Data listing:
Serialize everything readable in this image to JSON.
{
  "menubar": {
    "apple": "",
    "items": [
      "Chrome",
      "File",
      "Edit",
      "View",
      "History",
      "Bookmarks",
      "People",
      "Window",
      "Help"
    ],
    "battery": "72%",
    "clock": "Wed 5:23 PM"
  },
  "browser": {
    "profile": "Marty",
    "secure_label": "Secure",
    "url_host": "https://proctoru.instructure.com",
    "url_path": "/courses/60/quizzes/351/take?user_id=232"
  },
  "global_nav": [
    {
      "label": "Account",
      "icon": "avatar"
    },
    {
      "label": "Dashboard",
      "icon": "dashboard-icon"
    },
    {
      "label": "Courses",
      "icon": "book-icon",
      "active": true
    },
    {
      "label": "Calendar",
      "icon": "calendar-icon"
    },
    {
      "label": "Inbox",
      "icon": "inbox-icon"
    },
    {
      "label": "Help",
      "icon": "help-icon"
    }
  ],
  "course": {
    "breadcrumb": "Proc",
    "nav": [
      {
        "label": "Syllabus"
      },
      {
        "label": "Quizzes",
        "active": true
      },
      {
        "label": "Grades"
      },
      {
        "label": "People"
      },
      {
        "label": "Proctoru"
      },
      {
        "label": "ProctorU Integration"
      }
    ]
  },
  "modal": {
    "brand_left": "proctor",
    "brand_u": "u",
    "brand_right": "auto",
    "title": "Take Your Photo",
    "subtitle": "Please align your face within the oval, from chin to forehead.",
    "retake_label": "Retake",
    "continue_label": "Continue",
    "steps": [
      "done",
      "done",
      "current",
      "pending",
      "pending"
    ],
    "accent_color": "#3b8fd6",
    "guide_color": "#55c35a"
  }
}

* [WHAT TO PRODUCE]
Write out the records shown above, exactly as they appear.

* [ANSWER TO THE PROBLEM]
Serialize everything readable in this image to JSON.
{
  "menubar": {
    "apple": "",
    "items": [
      "Chrome",
      "File",
      "Edit",
      "View",
      "History",
      "Bookmarks",
      "People",
      "Window",
      "Help"
    ],
    "battery": "72%",
    "clock": "Wed 5:23 PM"
  },
  "browser": {
    "profile": "Marty",
    "secure_label": "Secure",
    "url_host": "https://proctoru.instructure.com",
    "url_path": "/courses/60/quizzes/351/take?user_id=232"
  },
  "global_nav": [
    {
      "label": "Account",
      "icon": "avatar"
    },
    {
      "label": "Dashboard",
      "icon": "dashboard-icon"
    },
    {
      "label": "Courses",
      "icon": "book-icon",
      "active": true
    },
    {
      "label": "Calendar",
      "icon": "calendar-icon"
    },
    {
      "label": "Inbox",
      "icon": "inbox-icon"
    },
    {
      "label": "Help",
      "icon": "help-icon"
    }
  ],
  "course": {
    "breadcrumb": "Proc",
    "nav": [
      {
        "label": "Syllabus"
      },
      {
        "label": "Quizzes",
        "active": true
      },
      {
        "label": "Grades"
      },
      {
        "label": "People"
      },
      {
        "label": "Proctoru"
      },
      {
        "label": "ProctorU Integration"
      }
    ]
  },
  "modal": {
    "brand_left": "proctor",
    "brand_u": "u",
    "brand_right": "auto",
    "title": "Take Your Photo",
    "subtitle": "Please align your face within the oval, from chin to forehead.",
    "retake_label": "Retake",
    "continue_label": "Continue",
    "steps": [
      "done",
      "done",
      "current",
      "pending",
      "pending"
    ],
    "accent_color": "#3b8fd6",
    "guide_color": "#55c35a"
  }
}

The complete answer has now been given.